--- What is being asked ---
Copy every line of the following data that includes the string "clusters".

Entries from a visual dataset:
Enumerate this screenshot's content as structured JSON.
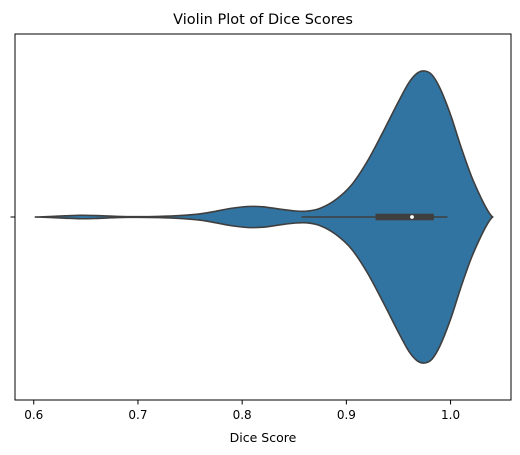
{
  "chart_data": {
    "type": "violin",
    "title": "Violin Plot of Dice Scores",
    "xlabel": "Dice Score",
    "ylabel": "",
    "xlim": [
      0.582,
      1.058
    ],
    "xticks": [
      0.6,
      0.7,
      0.8,
      0.9,
      1.0
    ],
    "xtick_labels": [
      "0.6",
      "0.7",
      "0.8",
      "0.9",
      "1.0"
    ],
    "yticks": [
      ""
    ],
    "grid": false,
    "legend": "none",
    "fill_color": "#3274a1",
    "line_color": "#3f3f3f",
    "density_profile": [
      {
        "x": 0.603,
        "w": 0.0
      },
      {
        "x": 0.615,
        "w": 0.003
      },
      {
        "x": 0.63,
        "w": 0.008
      },
      {
        "x": 0.645,
        "w": 0.012
      },
      {
        "x": 0.66,
        "w": 0.01
      },
      {
        "x": 0.68,
        "w": 0.004
      },
      {
        "x": 0.7,
        "w": 0.002
      },
      {
        "x": 0.72,
        "w": 0.004
      },
      {
        "x": 0.74,
        "w": 0.01
      },
      {
        "x": 0.76,
        "w": 0.022
      },
      {
        "x": 0.775,
        "w": 0.04
      },
      {
        "x": 0.79,
        "w": 0.06
      },
      {
        "x": 0.805,
        "w": 0.072
      },
      {
        "x": 0.82,
        "w": 0.07
      },
      {
        "x": 0.835,
        "w": 0.055
      },
      {
        "x": 0.85,
        "w": 0.042
      },
      {
        "x": 0.862,
        "w": 0.04
      },
      {
        "x": 0.875,
        "w": 0.06
      },
      {
        "x": 0.89,
        "w": 0.12
      },
      {
        "x": 0.905,
        "w": 0.22
      },
      {
        "x": 0.92,
        "w": 0.38
      },
      {
        "x": 0.935,
        "w": 0.58
      },
      {
        "x": 0.95,
        "w": 0.79
      },
      {
        "x": 0.96,
        "w": 0.92
      },
      {
        "x": 0.968,
        "w": 0.985
      },
      {
        "x": 0.975,
        "w": 1.0
      },
      {
        "x": 0.982,
        "w": 0.975
      },
      {
        "x": 0.99,
        "w": 0.88
      },
      {
        "x": 1.0,
        "w": 0.7
      },
      {
        "x": 1.01,
        "w": 0.48
      },
      {
        "x": 1.02,
        "w": 0.28
      },
      {
        "x": 1.03,
        "w": 0.12
      },
      {
        "x": 1.036,
        "w": 0.04
      },
      {
        "x": 1.04,
        "w": 0.0
      }
    ],
    "box": {
      "whisker_low": 0.857,
      "q1": 0.928,
      "median": 0.963,
      "q3": 0.984,
      "whisker_high": 0.997
    }
  }
}
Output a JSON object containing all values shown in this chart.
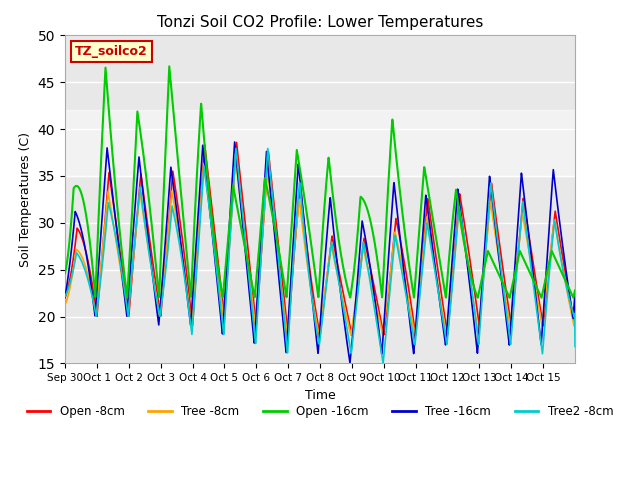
{
  "title": "Tonzi Soil CO2 Profile: Lower Temperatures",
  "xlabel": "Time",
  "ylabel": "Soil Temperatures (C)",
  "ylim": [
    15,
    50
  ],
  "yticks": [
    15,
    20,
    25,
    30,
    35,
    40,
    45,
    50
  ],
  "xlim": [
    0,
    16
  ],
  "xtick_labels": [
    "Sep 30",
    "Oct 1",
    "Oct 2",
    "Oct 3",
    "Oct 4",
    "Oct 5",
    "Oct 6",
    "Oct 7",
    "Oct 8",
    "Oct 9",
    "Oct 10",
    "Oct 11",
    "Oct 12",
    "Oct 13",
    "Oct 14",
    "Oct 15"
  ],
  "xtick_positions": [
    0,
    1,
    2,
    3,
    4,
    5,
    6,
    7,
    8,
    9,
    10,
    11,
    12,
    13,
    14,
    15
  ],
  "series": {
    "open_8cm": {
      "color": "#FF0000",
      "label": "Open -8cm",
      "lw": 1.2
    },
    "tree_8cm": {
      "color": "#FFA500",
      "label": "Tree -8cm",
      "lw": 1.2
    },
    "open_16cm": {
      "color": "#00CC00",
      "label": "Open -16cm",
      "lw": 1.5
    },
    "tree_16cm": {
      "color": "#0000CC",
      "label": "Tree -16cm",
      "lw": 1.2
    },
    "tree2_8cm": {
      "color": "#00CCCC",
      "label": "Tree2 -8cm",
      "lw": 1.2
    }
  },
  "label_box": {
    "text": "TZ_soilco2",
    "facecolor": "#FFFFCC",
    "edgecolor": "#CC0000",
    "textcolor": "#CC0000",
    "fontsize": 9,
    "fontweight": "bold"
  },
  "background_color": "#E8E8E8",
  "shaded_band": [
    35,
    42
  ],
  "grid_color": "#FFFFFF",
  "title_fontsize": 11
}
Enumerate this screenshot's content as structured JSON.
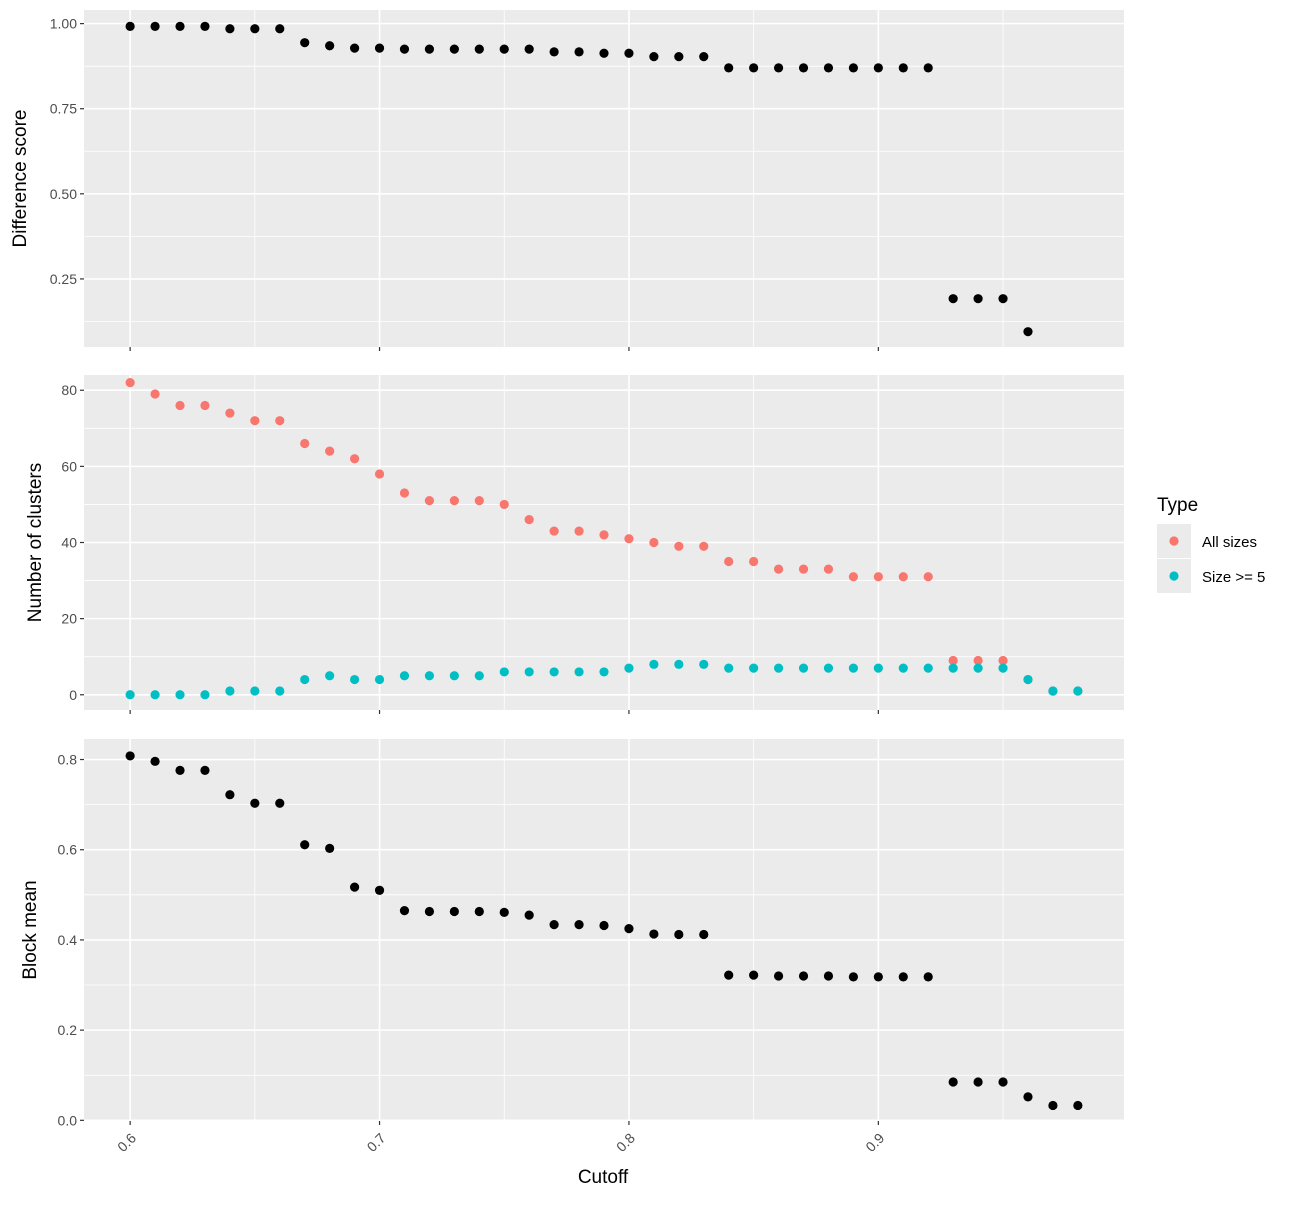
{
  "chart_data": {
    "type": "scatter",
    "x_label": "Cutoff",
    "x_ticks": [
      0.6,
      0.7,
      0.8,
      0.9
    ],
    "x_range": [
      0.5815,
      0.9985
    ],
    "legend": {
      "title": "Type",
      "placement": "right",
      "entries": [
        {
          "label": "All sizes",
          "color": "#F8766D"
        },
        {
          "label": "Size >= 5",
          "color": "#00BFC4"
        }
      ]
    },
    "panels": [
      {
        "id": "difference",
        "ylabel": "Difference score",
        "ylim": [
          0.05,
          1.04
        ],
        "y_ticks": [
          0.25,
          0.5,
          0.75,
          1.0
        ],
        "y_tick_labels": [
          "0.25",
          "0.50",
          "0.75",
          "1.00"
        ],
        "y_minor": [
          0.125,
          0.375,
          0.625,
          0.875
        ],
        "series": [
          {
            "color": "#000000",
            "x": [
              0.6,
              0.61,
              0.62,
              0.63,
              0.64,
              0.65,
              0.66,
              0.67,
              0.68,
              0.69,
              0.7,
              0.71,
              0.72,
              0.73,
              0.74,
              0.75,
              0.76,
              0.77,
              0.78,
              0.79,
              0.8,
              0.81,
              0.82,
              0.83,
              0.84,
              0.85,
              0.86,
              0.87,
              0.88,
              0.89,
              0.9,
              0.91,
              0.92,
              0.93,
              0.94,
              0.95,
              0.96
            ],
            "y": [
              0.992,
              0.992,
              0.992,
              0.992,
              0.985,
              0.985,
              0.985,
              0.944,
              0.935,
              0.928,
              0.928,
              0.925,
              0.925,
              0.925,
              0.925,
              0.925,
              0.925,
              0.917,
              0.917,
              0.913,
              0.913,
              0.903,
              0.903,
              0.903,
              0.87,
              0.87,
              0.87,
              0.87,
              0.87,
              0.87,
              0.87,
              0.87,
              0.87,
              0.192,
              0.192,
              0.192,
              0.095
            ]
          }
        ]
      },
      {
        "id": "clusters",
        "ylabel": "Number of clusters",
        "ylim": [
          -4,
          84
        ],
        "y_ticks": [
          0,
          20,
          40,
          60,
          80
        ],
        "y_tick_labels": [
          "0",
          "20",
          "40",
          "60",
          "80"
        ],
        "y_minor": [
          10,
          30,
          50,
          70
        ],
        "series": [
          {
            "name": "All sizes",
            "color": "#F8766D",
            "x": [
              0.6,
              0.61,
              0.62,
              0.63,
              0.64,
              0.65,
              0.66,
              0.67,
              0.68,
              0.69,
              0.7,
              0.71,
              0.72,
              0.73,
              0.74,
              0.75,
              0.76,
              0.77,
              0.78,
              0.79,
              0.8,
              0.81,
              0.82,
              0.83,
              0.84,
              0.85,
              0.86,
              0.87,
              0.88,
              0.89,
              0.9,
              0.91,
              0.92,
              0.93,
              0.94,
              0.95,
              0.96,
              0.97,
              0.98
            ],
            "y": [
              82,
              79,
              76,
              76,
              74,
              72,
              72,
              66,
              64,
              62,
              58,
              53,
              51,
              51,
              51,
              50,
              46,
              43,
              43,
              42,
              41,
              40,
              39,
              39,
              35,
              35,
              33,
              33,
              33,
              31,
              31,
              31,
              31,
              9,
              9,
              9,
              4,
              1,
              1
            ]
          },
          {
            "name": "Size >= 5",
            "color": "#00BFC4",
            "x": [
              0.6,
              0.61,
              0.62,
              0.63,
              0.64,
              0.65,
              0.66,
              0.67,
              0.68,
              0.69,
              0.7,
              0.71,
              0.72,
              0.73,
              0.74,
              0.75,
              0.76,
              0.77,
              0.78,
              0.79,
              0.8,
              0.81,
              0.82,
              0.83,
              0.84,
              0.85,
              0.86,
              0.87,
              0.88,
              0.89,
              0.9,
              0.91,
              0.92,
              0.93,
              0.94,
              0.95,
              0.96,
              0.97,
              0.98
            ],
            "y": [
              0,
              0,
              0,
              0,
              1,
              1,
              1,
              4,
              5,
              4,
              4,
              5,
              5,
              5,
              5,
              6,
              6,
              6,
              6,
              6,
              7,
              8,
              8,
              8,
              7,
              7,
              7,
              7,
              7,
              7,
              7,
              7,
              7,
              7,
              7,
              7,
              4,
              1,
              1
            ]
          }
        ]
      },
      {
        "id": "blockmean",
        "ylabel": "Block mean",
        "ylim": [
          -0.0015,
          0.8455
        ],
        "y_ticks": [
          0.0,
          0.2,
          0.4,
          0.6,
          0.8
        ],
        "y_tick_labels": [
          "0.0",
          "0.2",
          "0.4",
          "0.6",
          "0.8"
        ],
        "y_minor": [
          0.1,
          0.3,
          0.5,
          0.7
        ],
        "series": [
          {
            "color": "#000000",
            "x": [
              0.6,
              0.61,
              0.62,
              0.63,
              0.64,
              0.65,
              0.66,
              0.67,
              0.68,
              0.69,
              0.7,
              0.71,
              0.72,
              0.73,
              0.74,
              0.75,
              0.76,
              0.77,
              0.78,
              0.79,
              0.8,
              0.81,
              0.82,
              0.83,
              0.84,
              0.85,
              0.86,
              0.87,
              0.88,
              0.89,
              0.9,
              0.91,
              0.92,
              0.93,
              0.94,
              0.95,
              0.96,
              0.97,
              0.98
            ],
            "y": [
              0.808,
              0.796,
              0.776,
              0.776,
              0.722,
              0.703,
              0.703,
              0.611,
              0.603,
              0.517,
              0.51,
              0.465,
              0.463,
              0.463,
              0.463,
              0.461,
              0.455,
              0.434,
              0.434,
              0.432,
              0.425,
              0.413,
              0.412,
              0.412,
              0.322,
              0.322,
              0.32,
              0.32,
              0.32,
              0.318,
              0.318,
              0.318,
              0.318,
              0.085,
              0.085,
              0.085,
              0.052,
              0.033,
              0.033
            ]
          }
        ]
      }
    ]
  }
}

--- Answer to the exercise ---
        "id": "clusters",
        "ylabel": "Number of clusters",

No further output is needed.